(EXERCISE DIRECTIONS):
Show every line below where "icon" can be found.
▼
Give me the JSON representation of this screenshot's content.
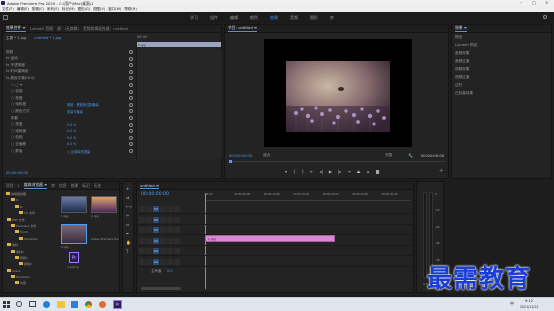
{
  "window": {
    "title": "Adobe Premiere Pro 2020 - C:\\用户\\Mac\\桌面\\1",
    "controls": [
      "–",
      "□",
      "×"
    ]
  },
  "menubar": [
    "文件(F)",
    "编辑(E)",
    "剪辑(C)",
    "序列(S)",
    "标记(M)",
    "图形(G)",
    "视图(V)",
    "窗口(W)",
    "帮助(H)"
  ],
  "workspaces": [
    "学习",
    "组件",
    "编辑",
    "颜色",
    "效果",
    "音频",
    "图形",
    "库"
  ],
  "workspace_active": "效果",
  "effect_controls": {
    "tabs": [
      "效果控件 ≡",
      "Lumetri 范围",
      "源：(无剪辑)",
      "音频剪辑混合器：untitled"
    ],
    "source_label": "主要 * 1.jpg",
    "sequence_label": "untitled * 1.jpg",
    "timecode_head": "00:00",
    "clip_bar_label": "1.jpg",
    "rows": [
      {
        "label": "视频",
        "value": ""
      },
      {
        "label": "fx 运动",
        "value": ""
      },
      {
        "label": "fx 不透明度",
        "value": ""
      },
      {
        "label": "fx 时间重映射",
        "value": ""
      },
      {
        "label": "fx 颜色平衡(HLS)",
        "value": ""
      },
      {
        "label": "⬭ ▢ ✒",
        "value": ""
      },
      {
        "label": "○ 色相",
        "value": ""
      },
      {
        "label": "○ 亮度",
        "value": ""
      },
      {
        "label": "○ 饱和度",
        "value": "单值：黑颜色控制像素"
      },
      {
        "label": "○ 颜色方式",
        "value": "宏量与像素"
      },
      {
        "label": "阴影",
        "value": ""
      },
      {
        "label": "○ 亮度",
        "value": "0.0 %"
      },
      {
        "label": "○ 饱和度",
        "value": "0.0 %"
      },
      {
        "label": "○ 色相",
        "value": "0.0 %"
      },
      {
        "label": "○ 去偏移",
        "value": "0.0 %"
      },
      {
        "label": "○ 蒙版",
        "value": "□ 反转填充渲染"
      }
    ],
    "footer_time": "00:00:00:00"
  },
  "program": {
    "tab": "节目: untitled ≡",
    "timecode_left": "00:00:00:00",
    "fit": "适合",
    "quality": "完整",
    "timecode_right": "00:00:05:00",
    "ruler_left": "00:00",
    "ruler_right": "00:00:05:00"
  },
  "effects_panel": {
    "title": "效果 ≡",
    "items": [
      "预设",
      "Lumetri 预设",
      "音频效果",
      "音频过渡",
      "视频效果",
      "视频过渡",
      "过时",
      "已封装效果"
    ]
  },
  "project": {
    "tabs": [
      "项目：1",
      "媒体浏览器 ≡",
      "库",
      "信息",
      "效果",
      "标记",
      "历史"
    ],
    "tree": [
      "本地驱动器",
      "C:",
      "D:",
      "CC 文件",
      "PDF 文件",
      "Premiere 文件",
      "Tomb",
      "Windows",
      "素材",
      "素材1",
      "视频1",
      "视频2",
      "Users",
      "Windows",
      "内容"
    ],
    "thumbs": [
      {
        "label": "1.jpg",
        "dur": ""
      },
      {
        "label": "2.jpg",
        "dur": ""
      },
      {
        "label": "3.jpg",
        "dur": ""
      },
      {
        "label": "Adobe Premiere Pro...",
        "dur": ""
      },
      {
        "label": "1.prproj",
        "dur": ""
      }
    ]
  },
  "timeline": {
    "tab": "untitled ≡",
    "timecode": "00:00:00:00",
    "ruler": [
      "00:00",
      "00:00:05:00",
      "00:00:10:00",
      "00:00:15:00",
      "00:00:20:00",
      "00:00:25:00",
      "00:00:30:00"
    ],
    "video_tracks": [
      "V3",
      "V2",
      "V1"
    ],
    "audio_tracks": [
      "A1",
      "A2",
      "A3"
    ],
    "master": "主声道",
    "master_val": "0.0",
    "clip_label": "1.jpg",
    "clip_color": "#d48bd1"
  },
  "audio_meter": {
    "labels": [
      "0",
      "-12",
      "-24",
      "-36",
      "-48",
      "dB"
    ],
    "s": "S S"
  },
  "watermark": "最需教育",
  "taskbar": {
    "time": "9:12",
    "date": "2021/11/12",
    "lang": "中"
  },
  "colors": {
    "accent_blue": "#4e9df5",
    "clip_pink": "#d48bd1",
    "watermark_blue": "#1a3dd6"
  }
}
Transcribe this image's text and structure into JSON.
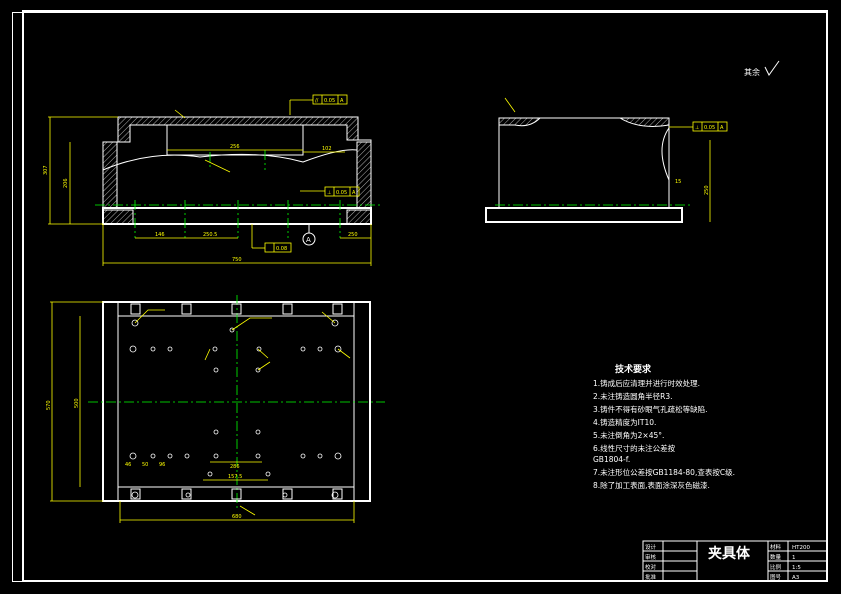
{
  "roughness_note": "其余",
  "tech_requirements": {
    "heading": "技术要求",
    "items": [
      "1.铸成后应清理并进行时效处理.",
      "2.未注铸造圆角半径R3.",
      "3.铸件不得有砂眼气孔疏松等缺陷.",
      "4.铸造精度为IT10.",
      "5.未注倒角为2×45°.",
      "6.线性尺寸的未注公差按",
      "GB1804-f.",
      "7.未注形位公差按GB1184-80,查表按C级.",
      "8.除了加工表面,表面涂深灰色磁漆."
    ]
  },
  "front_view": {
    "dimensions": {
      "inner_width": "256",
      "right_step": "102",
      "height_outer": "307",
      "height_inner": "206",
      "bottom_a": "146",
      "bottom_b": "250.5",
      "bottom_c": "250",
      "overall_width": "750",
      "ref_dim": "250"
    },
    "tolerances": {
      "top": [
        "//",
        "0.05",
        "A"
      ],
      "middle": [
        "⊥",
        "0.05",
        "A"
      ],
      "bottom": [
        "0.08"
      ]
    },
    "datum_label": "A"
  },
  "side_view": {
    "tolerance": [
      "⊥",
      "0.05",
      "A"
    ],
    "dim": "15",
    "height": "250"
  },
  "plan_view": {
    "dimensions": {
      "left_outer": "570",
      "left_inner": "500",
      "bottom_outer": "680",
      "bottom_inner": "157.5",
      "mid": "286",
      "s1": "46",
      "s2": "50",
      "s3": "96"
    }
  },
  "title_block": {
    "title": "夹具体",
    "left_labels": [
      "设计",
      "审核",
      "校对",
      "批准"
    ],
    "right_labels": [
      "材料",
      "数量",
      "比例",
      "图号"
    ],
    "right_values": [
      "HT200",
      "1",
      "1:5",
      "A3"
    ]
  }
}
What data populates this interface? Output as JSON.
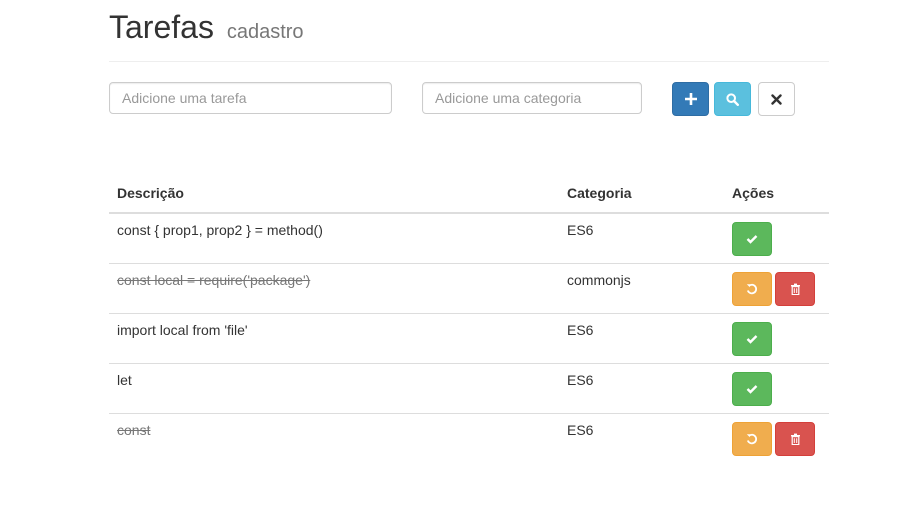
{
  "header": {
    "title": "Tarefas",
    "subtitle": "cadastro"
  },
  "form": {
    "task_placeholder": "Adicione uma tarefa",
    "category_placeholder": "Adicione uma categoria",
    "add_icon": "plus-icon",
    "search_icon": "search-icon",
    "clear_icon": "close-icon"
  },
  "table": {
    "headers": {
      "description": "Descrição",
      "category": "Categoria",
      "actions": "Ações"
    },
    "rows": [
      {
        "description": "const { prop1, prop2 } = method()",
        "category": "ES6",
        "done": false
      },
      {
        "description": "const local = require('package')",
        "category": "commonjs",
        "done": true
      },
      {
        "description": "import local from 'file'",
        "category": "ES6",
        "done": false
      },
      {
        "description": "let",
        "category": "ES6",
        "done": false
      },
      {
        "description": "const",
        "category": "ES6",
        "done": true
      }
    ]
  },
  "colors": {
    "primary": "#337ab7",
    "info": "#5bc0de",
    "success": "#5cb85c",
    "warning": "#f0ad4e",
    "danger": "#d9534f"
  }
}
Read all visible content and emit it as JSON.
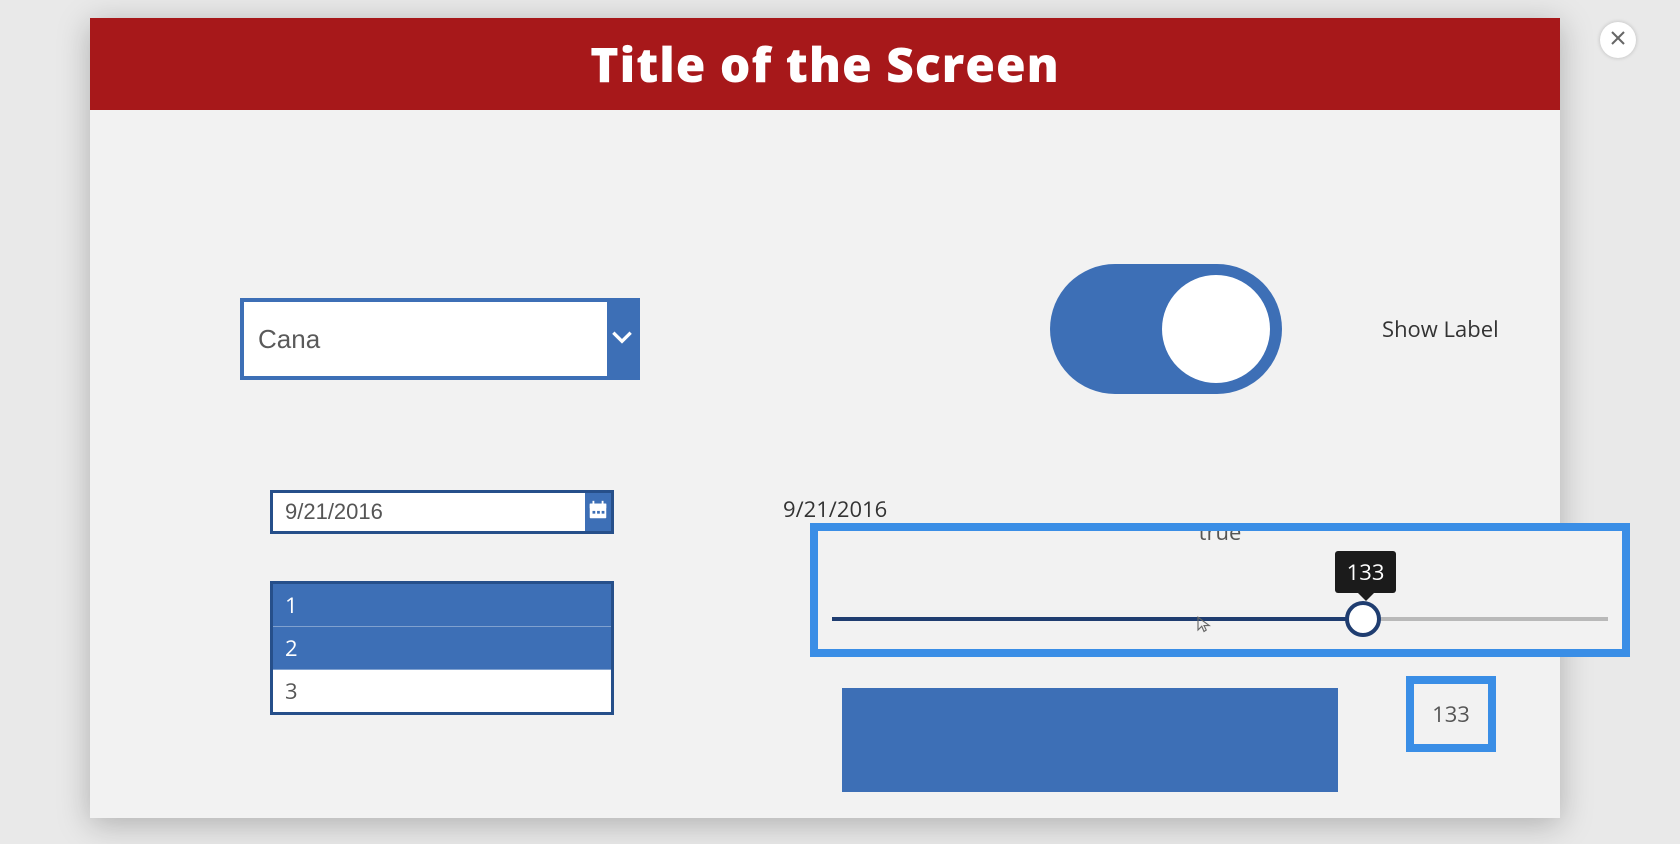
▲
(ANSWER FOR THIS EXERCISE):
    "add_icon": "plus-icon",
    "search_icon": "search-icon",
    "clear_icon": "close-icon"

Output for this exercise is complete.